● **EXERCISE**: Find each line in the following listing that has the string "JSON", then state the count and nothing else.

-- start of RECORDS --

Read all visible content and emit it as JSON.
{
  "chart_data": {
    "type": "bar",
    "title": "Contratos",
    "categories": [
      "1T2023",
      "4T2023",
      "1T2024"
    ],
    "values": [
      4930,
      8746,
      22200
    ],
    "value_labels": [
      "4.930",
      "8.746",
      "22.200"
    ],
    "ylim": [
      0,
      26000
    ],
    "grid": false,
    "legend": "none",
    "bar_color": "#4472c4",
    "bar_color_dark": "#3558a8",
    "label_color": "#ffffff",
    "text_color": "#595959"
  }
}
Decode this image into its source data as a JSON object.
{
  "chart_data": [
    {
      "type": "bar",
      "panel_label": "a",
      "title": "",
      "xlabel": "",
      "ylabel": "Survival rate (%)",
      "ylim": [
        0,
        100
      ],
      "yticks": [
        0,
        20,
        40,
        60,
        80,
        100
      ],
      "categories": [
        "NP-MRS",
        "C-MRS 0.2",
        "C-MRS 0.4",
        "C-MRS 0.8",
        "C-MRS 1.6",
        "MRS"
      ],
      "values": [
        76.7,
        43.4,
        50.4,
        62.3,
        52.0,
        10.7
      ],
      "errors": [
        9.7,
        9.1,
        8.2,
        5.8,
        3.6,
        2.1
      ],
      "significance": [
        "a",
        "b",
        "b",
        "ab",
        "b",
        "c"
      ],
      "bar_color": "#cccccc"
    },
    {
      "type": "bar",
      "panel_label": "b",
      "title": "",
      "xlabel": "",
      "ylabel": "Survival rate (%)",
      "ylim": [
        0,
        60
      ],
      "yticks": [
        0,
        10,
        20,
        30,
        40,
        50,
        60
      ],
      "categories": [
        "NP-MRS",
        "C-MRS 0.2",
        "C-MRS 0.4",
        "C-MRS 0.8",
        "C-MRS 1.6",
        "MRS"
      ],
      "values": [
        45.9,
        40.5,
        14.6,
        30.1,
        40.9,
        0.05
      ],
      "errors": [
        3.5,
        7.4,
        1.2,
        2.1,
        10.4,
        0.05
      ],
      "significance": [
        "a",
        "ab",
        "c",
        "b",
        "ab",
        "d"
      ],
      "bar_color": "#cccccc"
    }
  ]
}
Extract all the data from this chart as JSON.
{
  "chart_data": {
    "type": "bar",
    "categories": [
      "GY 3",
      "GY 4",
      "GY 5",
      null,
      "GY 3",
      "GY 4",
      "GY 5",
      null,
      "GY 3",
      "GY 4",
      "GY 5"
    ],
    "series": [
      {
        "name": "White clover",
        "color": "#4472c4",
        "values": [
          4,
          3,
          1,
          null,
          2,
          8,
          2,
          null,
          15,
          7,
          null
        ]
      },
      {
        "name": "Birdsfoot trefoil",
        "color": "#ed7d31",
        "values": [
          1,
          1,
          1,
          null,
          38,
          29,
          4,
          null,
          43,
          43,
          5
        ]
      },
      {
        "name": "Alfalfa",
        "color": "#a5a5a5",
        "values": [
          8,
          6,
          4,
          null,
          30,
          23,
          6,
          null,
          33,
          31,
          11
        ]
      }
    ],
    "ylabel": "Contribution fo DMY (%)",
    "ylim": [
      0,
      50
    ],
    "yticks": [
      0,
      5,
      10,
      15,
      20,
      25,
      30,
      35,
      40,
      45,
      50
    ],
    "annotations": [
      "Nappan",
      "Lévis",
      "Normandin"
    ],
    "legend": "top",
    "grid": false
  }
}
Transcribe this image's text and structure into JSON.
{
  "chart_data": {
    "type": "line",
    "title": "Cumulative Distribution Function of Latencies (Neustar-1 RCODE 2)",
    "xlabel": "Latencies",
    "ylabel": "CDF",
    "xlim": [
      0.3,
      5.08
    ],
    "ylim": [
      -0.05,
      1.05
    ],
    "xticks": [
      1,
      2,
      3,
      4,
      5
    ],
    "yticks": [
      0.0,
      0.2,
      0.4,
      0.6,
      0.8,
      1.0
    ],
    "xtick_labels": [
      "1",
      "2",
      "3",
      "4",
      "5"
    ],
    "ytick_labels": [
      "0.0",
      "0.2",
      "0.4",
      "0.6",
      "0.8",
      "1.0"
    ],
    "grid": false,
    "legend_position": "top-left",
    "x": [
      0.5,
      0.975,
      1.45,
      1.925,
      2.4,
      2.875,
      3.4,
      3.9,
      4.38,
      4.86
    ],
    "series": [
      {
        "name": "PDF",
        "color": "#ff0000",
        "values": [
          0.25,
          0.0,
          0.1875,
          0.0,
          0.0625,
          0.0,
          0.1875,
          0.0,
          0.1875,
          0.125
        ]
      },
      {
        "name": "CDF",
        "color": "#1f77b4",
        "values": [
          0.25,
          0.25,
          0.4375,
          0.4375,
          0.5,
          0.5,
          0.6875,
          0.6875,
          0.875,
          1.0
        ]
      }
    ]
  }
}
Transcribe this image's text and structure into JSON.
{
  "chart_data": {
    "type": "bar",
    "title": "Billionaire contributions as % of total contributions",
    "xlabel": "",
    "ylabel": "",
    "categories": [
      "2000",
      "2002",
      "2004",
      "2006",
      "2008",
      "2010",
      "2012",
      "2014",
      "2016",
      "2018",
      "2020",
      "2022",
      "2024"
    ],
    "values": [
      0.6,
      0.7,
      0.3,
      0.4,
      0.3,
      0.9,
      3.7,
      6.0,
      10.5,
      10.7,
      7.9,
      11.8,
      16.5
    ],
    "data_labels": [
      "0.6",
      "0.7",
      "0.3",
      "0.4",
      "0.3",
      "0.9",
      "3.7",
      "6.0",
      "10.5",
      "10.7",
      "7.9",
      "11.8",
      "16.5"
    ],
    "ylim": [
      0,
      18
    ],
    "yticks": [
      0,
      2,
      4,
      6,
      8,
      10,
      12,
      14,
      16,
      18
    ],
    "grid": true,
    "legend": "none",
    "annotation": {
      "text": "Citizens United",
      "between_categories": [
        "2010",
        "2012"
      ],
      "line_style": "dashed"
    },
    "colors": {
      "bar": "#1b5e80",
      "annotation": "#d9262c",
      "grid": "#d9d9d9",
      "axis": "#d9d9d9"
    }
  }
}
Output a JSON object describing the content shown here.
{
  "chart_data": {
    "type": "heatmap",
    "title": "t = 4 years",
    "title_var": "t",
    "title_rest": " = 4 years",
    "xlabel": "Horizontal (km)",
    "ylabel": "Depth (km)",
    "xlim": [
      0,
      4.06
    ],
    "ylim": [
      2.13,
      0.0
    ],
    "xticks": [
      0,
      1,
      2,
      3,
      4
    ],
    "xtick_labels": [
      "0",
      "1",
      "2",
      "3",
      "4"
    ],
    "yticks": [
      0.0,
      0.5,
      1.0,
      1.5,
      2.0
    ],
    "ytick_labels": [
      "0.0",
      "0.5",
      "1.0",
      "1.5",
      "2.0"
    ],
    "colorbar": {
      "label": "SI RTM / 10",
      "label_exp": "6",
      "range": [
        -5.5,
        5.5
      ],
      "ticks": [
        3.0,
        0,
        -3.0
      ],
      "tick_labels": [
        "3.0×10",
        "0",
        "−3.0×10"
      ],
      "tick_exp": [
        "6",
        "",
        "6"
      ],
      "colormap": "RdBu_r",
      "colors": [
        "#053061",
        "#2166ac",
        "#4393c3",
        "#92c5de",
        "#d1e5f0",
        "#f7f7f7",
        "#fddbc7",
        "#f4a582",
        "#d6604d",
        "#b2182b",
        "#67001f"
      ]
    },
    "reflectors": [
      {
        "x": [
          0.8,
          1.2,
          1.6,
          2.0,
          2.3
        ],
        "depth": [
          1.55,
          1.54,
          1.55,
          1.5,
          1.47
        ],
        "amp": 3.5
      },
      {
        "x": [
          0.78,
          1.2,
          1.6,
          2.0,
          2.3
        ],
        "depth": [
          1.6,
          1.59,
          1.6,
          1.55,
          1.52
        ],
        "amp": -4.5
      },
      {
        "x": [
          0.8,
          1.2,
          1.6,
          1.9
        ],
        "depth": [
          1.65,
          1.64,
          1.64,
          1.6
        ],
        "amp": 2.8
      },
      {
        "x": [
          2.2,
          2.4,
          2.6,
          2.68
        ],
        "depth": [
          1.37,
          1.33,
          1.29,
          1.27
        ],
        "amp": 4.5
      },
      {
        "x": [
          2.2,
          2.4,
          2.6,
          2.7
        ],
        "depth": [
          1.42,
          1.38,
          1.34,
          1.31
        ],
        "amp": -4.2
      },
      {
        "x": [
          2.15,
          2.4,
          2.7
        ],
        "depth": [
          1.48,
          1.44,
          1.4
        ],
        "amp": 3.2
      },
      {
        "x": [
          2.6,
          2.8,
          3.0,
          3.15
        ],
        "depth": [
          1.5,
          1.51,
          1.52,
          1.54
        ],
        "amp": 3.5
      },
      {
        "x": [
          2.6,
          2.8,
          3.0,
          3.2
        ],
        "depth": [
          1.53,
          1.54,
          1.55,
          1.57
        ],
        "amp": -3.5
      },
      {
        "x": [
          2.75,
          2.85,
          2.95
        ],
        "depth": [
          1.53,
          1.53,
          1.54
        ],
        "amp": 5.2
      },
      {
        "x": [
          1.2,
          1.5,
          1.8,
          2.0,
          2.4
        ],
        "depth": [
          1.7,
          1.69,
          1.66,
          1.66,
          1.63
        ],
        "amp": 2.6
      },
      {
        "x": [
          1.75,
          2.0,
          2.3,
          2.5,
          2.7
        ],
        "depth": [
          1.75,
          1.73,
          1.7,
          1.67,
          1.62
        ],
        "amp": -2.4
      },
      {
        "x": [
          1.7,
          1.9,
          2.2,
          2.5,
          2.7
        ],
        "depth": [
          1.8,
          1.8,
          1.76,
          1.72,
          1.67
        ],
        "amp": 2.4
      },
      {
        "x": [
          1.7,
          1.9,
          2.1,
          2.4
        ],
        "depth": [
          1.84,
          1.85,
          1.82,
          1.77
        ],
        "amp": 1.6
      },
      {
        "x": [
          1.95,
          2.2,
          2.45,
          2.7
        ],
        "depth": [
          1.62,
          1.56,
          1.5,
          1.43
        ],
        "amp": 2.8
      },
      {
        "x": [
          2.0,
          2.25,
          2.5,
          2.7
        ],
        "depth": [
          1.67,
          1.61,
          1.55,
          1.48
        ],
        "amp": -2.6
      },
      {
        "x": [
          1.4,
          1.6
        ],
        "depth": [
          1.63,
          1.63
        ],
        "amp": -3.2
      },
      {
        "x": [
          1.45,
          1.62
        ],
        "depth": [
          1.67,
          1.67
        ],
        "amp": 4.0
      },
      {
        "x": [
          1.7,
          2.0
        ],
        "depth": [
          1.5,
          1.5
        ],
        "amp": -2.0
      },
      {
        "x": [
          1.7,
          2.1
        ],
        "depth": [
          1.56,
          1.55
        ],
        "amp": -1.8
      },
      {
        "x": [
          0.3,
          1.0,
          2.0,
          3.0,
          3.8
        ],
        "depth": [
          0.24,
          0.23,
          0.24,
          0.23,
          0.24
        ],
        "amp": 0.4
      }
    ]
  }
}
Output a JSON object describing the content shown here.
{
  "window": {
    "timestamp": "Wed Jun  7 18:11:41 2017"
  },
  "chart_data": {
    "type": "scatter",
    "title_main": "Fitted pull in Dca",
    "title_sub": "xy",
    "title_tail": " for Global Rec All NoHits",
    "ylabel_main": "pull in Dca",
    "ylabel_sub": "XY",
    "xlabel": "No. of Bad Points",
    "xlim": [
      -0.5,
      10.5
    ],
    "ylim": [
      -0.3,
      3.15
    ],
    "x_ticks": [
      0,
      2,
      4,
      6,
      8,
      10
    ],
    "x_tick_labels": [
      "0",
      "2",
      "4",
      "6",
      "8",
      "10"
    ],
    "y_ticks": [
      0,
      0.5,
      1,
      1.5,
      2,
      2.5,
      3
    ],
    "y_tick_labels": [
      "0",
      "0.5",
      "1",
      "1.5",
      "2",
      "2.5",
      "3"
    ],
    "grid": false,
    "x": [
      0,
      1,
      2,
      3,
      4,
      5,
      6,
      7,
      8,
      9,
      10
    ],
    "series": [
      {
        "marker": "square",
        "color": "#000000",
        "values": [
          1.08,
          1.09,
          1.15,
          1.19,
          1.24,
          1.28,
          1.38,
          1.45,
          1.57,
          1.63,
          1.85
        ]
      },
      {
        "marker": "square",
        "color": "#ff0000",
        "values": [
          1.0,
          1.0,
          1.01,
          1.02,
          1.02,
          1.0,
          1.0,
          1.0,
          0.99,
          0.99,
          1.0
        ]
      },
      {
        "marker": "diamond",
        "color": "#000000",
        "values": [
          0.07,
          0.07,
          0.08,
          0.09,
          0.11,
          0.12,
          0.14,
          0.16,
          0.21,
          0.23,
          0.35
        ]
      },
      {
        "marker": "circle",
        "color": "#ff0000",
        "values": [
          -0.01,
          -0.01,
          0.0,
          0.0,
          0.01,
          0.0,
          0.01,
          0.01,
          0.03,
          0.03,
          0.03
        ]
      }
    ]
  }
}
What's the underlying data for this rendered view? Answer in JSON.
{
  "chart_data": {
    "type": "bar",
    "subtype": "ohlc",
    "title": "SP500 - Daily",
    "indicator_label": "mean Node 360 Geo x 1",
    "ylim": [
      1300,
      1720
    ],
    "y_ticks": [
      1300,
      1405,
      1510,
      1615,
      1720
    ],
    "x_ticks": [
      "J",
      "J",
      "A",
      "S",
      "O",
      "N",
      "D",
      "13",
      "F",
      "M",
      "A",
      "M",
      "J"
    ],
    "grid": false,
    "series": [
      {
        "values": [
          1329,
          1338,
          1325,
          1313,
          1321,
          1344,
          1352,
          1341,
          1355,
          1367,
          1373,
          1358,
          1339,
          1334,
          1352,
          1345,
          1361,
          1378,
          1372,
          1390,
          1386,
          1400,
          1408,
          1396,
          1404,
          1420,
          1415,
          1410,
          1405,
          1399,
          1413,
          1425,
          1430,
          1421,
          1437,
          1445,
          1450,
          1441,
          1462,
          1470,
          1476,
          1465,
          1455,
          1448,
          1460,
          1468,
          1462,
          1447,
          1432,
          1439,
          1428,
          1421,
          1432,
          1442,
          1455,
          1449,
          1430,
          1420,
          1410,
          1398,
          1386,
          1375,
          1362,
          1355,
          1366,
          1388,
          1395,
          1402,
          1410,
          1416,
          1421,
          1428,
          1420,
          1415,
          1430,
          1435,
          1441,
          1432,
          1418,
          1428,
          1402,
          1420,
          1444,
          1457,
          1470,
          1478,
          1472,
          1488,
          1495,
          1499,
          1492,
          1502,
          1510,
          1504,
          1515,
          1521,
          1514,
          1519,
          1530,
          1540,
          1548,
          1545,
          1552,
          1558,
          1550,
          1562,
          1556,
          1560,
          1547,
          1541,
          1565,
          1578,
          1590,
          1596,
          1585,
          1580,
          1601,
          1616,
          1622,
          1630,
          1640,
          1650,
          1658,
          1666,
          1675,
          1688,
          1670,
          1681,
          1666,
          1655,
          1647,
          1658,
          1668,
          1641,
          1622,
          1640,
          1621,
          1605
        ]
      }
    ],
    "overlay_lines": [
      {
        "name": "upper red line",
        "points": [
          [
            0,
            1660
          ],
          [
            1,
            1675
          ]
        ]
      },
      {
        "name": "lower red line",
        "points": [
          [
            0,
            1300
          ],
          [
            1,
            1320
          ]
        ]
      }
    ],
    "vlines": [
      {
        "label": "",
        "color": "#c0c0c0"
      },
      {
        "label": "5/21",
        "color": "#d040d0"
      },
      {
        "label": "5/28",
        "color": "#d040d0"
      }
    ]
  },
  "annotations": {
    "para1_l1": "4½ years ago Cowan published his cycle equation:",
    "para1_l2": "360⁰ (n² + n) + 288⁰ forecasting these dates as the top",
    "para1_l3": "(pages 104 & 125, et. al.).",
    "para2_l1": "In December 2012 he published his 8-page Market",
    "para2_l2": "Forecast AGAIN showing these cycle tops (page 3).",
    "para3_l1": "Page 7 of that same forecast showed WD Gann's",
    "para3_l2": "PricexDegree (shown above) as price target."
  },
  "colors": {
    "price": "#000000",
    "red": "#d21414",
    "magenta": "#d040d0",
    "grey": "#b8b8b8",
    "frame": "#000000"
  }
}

-- end of RECORDS --

● **RESULT**: 8